Goal ▸
Report the number of lines containing "between", with no other words.

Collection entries
══════

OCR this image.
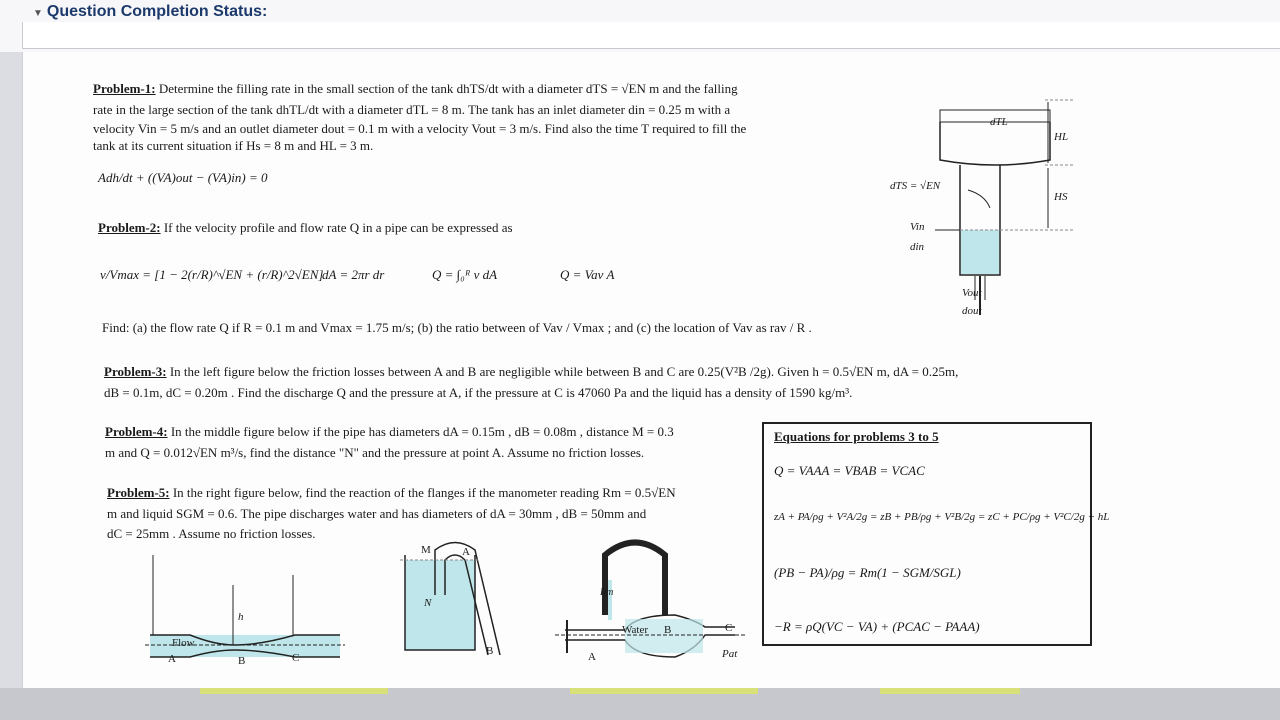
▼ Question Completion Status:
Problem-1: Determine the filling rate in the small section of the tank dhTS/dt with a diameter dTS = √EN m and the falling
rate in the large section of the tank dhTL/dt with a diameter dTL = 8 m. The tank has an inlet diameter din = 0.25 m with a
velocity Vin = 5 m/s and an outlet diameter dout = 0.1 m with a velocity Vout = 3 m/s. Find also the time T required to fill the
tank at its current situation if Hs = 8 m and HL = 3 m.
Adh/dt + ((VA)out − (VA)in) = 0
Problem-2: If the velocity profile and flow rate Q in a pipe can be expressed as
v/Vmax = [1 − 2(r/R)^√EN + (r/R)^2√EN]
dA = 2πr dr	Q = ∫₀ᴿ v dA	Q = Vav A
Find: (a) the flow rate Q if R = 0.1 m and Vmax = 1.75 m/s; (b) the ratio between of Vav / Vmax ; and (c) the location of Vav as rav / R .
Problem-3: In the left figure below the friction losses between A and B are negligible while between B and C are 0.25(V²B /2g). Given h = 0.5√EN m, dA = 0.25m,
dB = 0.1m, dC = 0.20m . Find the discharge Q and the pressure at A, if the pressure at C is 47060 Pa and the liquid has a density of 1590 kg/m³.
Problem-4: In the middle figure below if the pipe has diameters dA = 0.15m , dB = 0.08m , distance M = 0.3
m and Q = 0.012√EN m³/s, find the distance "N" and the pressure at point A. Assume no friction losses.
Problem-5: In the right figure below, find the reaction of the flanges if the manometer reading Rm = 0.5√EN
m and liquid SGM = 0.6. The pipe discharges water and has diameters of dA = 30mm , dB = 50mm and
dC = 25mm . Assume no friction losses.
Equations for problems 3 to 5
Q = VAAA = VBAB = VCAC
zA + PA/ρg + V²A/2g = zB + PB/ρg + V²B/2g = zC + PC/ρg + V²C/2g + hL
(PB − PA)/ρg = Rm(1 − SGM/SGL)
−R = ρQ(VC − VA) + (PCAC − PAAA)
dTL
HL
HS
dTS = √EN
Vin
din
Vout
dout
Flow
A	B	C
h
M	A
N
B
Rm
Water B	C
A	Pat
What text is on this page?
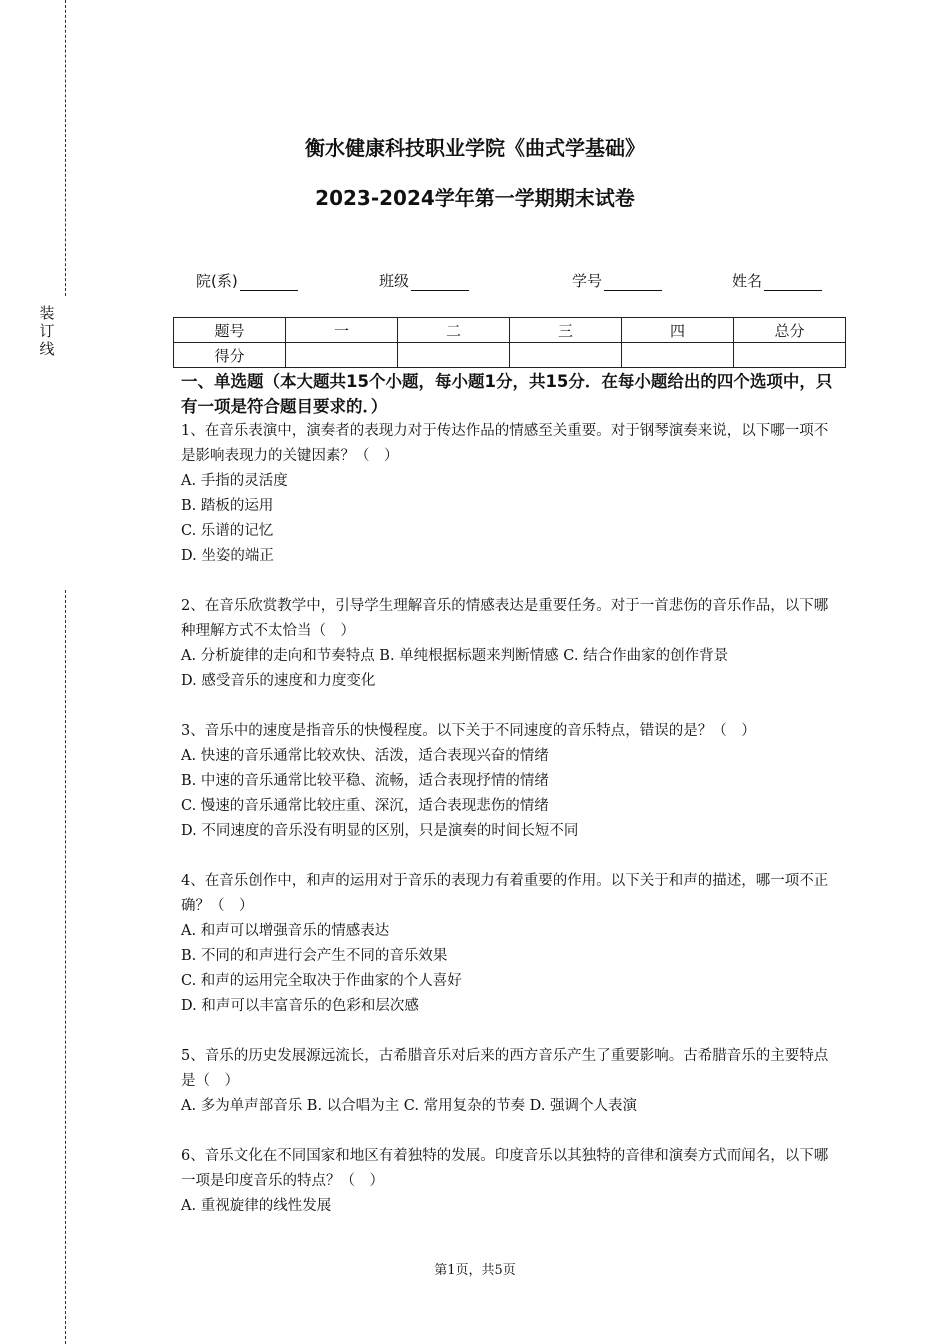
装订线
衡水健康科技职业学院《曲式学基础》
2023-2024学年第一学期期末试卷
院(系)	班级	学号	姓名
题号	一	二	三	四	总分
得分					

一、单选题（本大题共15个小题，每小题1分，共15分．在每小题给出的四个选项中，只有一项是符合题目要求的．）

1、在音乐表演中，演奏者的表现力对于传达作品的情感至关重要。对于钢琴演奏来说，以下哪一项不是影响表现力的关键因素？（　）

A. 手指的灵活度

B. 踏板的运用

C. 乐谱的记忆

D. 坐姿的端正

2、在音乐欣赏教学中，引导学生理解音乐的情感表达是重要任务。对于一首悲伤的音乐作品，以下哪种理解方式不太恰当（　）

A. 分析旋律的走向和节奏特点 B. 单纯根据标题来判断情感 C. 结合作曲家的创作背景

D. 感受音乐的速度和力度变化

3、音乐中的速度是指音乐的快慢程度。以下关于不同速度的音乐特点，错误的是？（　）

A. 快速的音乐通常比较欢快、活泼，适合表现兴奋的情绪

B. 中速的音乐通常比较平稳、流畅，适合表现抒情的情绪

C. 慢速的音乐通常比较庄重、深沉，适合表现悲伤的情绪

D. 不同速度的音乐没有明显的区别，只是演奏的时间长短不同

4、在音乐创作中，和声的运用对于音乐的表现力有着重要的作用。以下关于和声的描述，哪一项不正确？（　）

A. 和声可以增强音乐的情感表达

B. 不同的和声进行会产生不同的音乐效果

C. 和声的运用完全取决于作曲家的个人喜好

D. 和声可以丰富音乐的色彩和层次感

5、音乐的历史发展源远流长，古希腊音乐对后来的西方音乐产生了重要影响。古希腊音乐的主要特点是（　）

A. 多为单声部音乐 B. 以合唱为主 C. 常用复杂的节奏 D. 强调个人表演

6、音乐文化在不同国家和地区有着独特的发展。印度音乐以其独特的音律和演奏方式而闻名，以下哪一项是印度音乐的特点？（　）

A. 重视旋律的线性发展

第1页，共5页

══════

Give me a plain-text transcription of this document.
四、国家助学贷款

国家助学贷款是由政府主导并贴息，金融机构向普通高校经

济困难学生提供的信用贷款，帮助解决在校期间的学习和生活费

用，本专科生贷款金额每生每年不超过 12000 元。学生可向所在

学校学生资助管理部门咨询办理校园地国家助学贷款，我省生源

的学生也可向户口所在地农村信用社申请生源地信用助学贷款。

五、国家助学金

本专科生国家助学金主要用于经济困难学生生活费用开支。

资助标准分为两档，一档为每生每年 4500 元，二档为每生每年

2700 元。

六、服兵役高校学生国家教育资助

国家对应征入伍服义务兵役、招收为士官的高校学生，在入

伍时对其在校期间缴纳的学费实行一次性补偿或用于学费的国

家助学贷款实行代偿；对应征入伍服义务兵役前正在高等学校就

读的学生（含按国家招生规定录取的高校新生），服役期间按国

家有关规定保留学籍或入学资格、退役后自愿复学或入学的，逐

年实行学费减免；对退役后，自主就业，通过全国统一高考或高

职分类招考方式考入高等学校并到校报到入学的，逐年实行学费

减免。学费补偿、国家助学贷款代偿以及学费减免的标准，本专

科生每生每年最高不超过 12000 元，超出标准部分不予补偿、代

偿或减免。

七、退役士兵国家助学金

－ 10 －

══════

Task response ▸
2